GOAL OF THE EXERCISE:
An exact reproduction of the records is required, with all images left out.

DATASET ROWS:

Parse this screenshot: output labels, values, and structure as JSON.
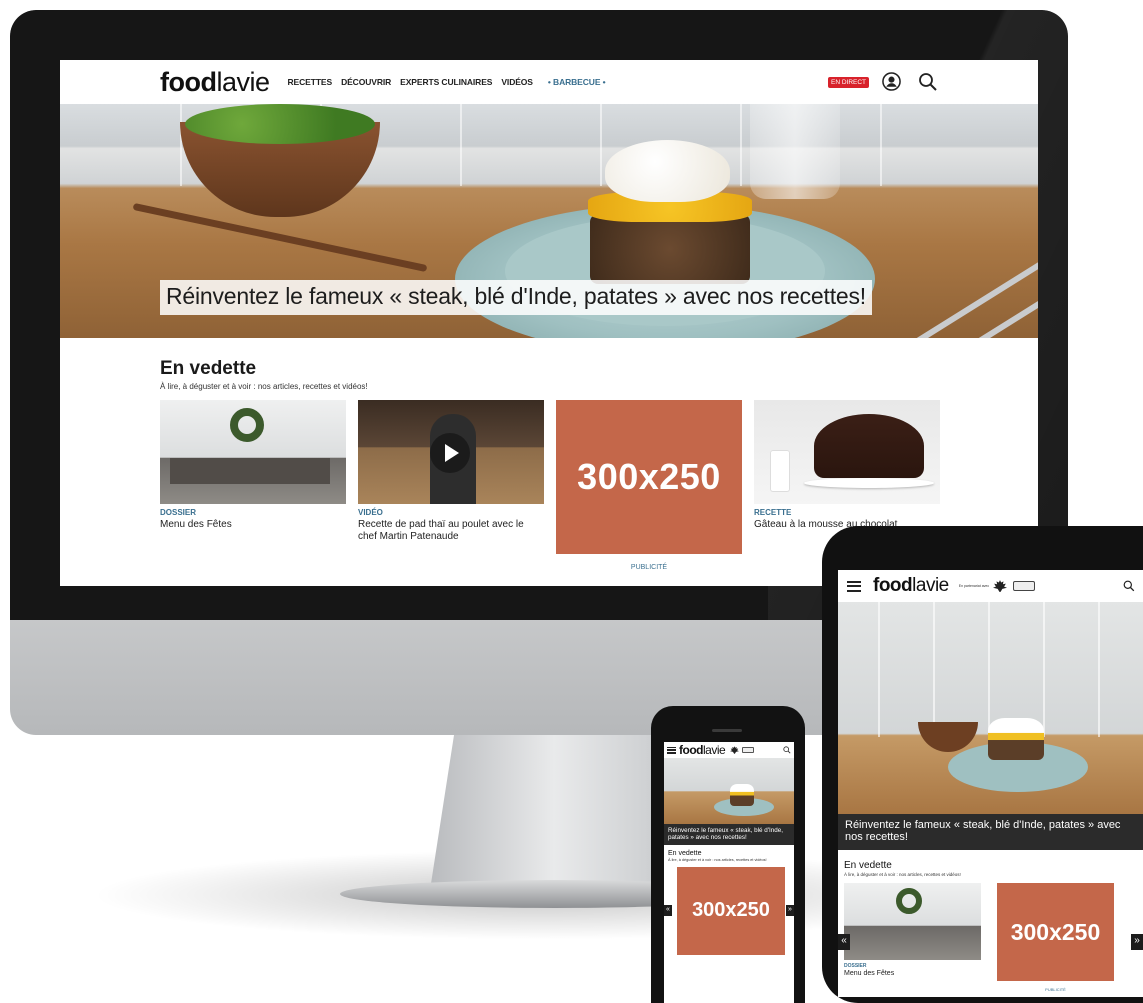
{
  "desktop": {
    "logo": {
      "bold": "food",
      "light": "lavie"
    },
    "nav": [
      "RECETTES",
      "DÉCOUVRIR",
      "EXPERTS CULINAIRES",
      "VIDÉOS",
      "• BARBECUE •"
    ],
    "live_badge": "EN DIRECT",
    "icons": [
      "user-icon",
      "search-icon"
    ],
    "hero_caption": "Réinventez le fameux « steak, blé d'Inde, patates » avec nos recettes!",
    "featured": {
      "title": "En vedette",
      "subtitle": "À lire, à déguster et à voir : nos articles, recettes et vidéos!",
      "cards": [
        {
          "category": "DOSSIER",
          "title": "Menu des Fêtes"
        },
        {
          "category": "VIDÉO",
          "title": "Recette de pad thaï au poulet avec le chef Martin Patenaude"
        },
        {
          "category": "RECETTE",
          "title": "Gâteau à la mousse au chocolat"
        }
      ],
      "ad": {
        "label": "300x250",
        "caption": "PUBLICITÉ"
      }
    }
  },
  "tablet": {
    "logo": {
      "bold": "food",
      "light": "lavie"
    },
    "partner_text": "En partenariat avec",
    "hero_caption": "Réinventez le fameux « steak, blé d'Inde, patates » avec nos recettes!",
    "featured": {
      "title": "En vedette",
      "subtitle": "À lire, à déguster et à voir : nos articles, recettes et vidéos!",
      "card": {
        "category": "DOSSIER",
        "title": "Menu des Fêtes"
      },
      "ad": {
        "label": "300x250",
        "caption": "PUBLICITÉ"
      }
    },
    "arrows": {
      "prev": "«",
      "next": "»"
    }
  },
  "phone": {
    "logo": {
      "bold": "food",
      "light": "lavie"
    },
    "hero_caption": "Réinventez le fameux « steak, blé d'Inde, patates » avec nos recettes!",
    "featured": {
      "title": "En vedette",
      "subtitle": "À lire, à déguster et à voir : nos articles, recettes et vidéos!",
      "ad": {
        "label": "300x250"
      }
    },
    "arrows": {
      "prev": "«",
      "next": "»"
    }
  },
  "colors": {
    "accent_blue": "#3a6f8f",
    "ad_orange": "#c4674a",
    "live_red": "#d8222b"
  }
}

EXERCISE RESPONSE:
Parse this screenshot: output labels, values, and structure as JSON.
{
  "desktop": {
    "logo": {
      "bold": "food",
      "light": "lavie"
    },
    "nav": [
      "RECETTES",
      "DÉCOUVRIR",
      "EXPERTS CULINAIRES",
      "VIDÉOS",
      "• BARBECUE •"
    ],
    "live_badge": "EN DIRECT",
    "icons": [
      "user-icon",
      "search-icon"
    ],
    "hero_caption": "Réinventez le fameux « steak, blé d'Inde, patates » avec nos recettes!",
    "featured": {
      "title": "En vedette",
      "subtitle": "À lire, à déguster et à voir : nos articles, recettes et vidéos!",
      "cards": [
        {
          "category": "DOSSIER",
          "title": "Menu des Fêtes"
        },
        {
          "category": "VIDÉO",
          "title": "Recette de pad thaï au poulet avec le chef Martin Patenaude"
        },
        {
          "category": "RECETTE",
          "title": "Gâteau à la mousse au chocolat"
        }
      ],
      "ad": {
        "label": "300x250",
        "caption": "PUBLICITÉ"
      }
    }
  },
  "tablet": {
    "logo": {
      "bold": "food",
      "light": "lavie"
    },
    "partner_text": "En partenariat avec",
    "hero_caption": "Réinventez le fameux « steak, blé d'Inde, patates » avec nos recettes!",
    "featured": {
      "title": "En vedette",
      "subtitle": "À lire, à déguster et à voir : nos articles, recettes et vidéos!",
      "card": {
        "category": "DOSSIER",
        "title": "Menu des Fêtes"
      },
      "ad": {
        "label": "300x250",
        "caption": "PUBLICITÉ"
      }
    },
    "arrows": {
      "prev": "«",
      "next": "»"
    }
  },
  "phone": {
    "logo": {
      "bold": "food",
      "light": "lavie"
    },
    "hero_caption": "Réinventez le fameux « steak, blé d'Inde, patates » avec nos recettes!",
    "featured": {
      "title": "En vedette",
      "subtitle": "À lire, à déguster et à voir : nos articles, recettes et vidéos!",
      "ad": {
        "label": "300x250"
      }
    },
    "arrows": {
      "prev": "«",
      "next": "»"
    }
  },
  "colors": {
    "accent_blue": "#3a6f8f",
    "ad_orange": "#c4674a",
    "live_red": "#d8222b"
  }
}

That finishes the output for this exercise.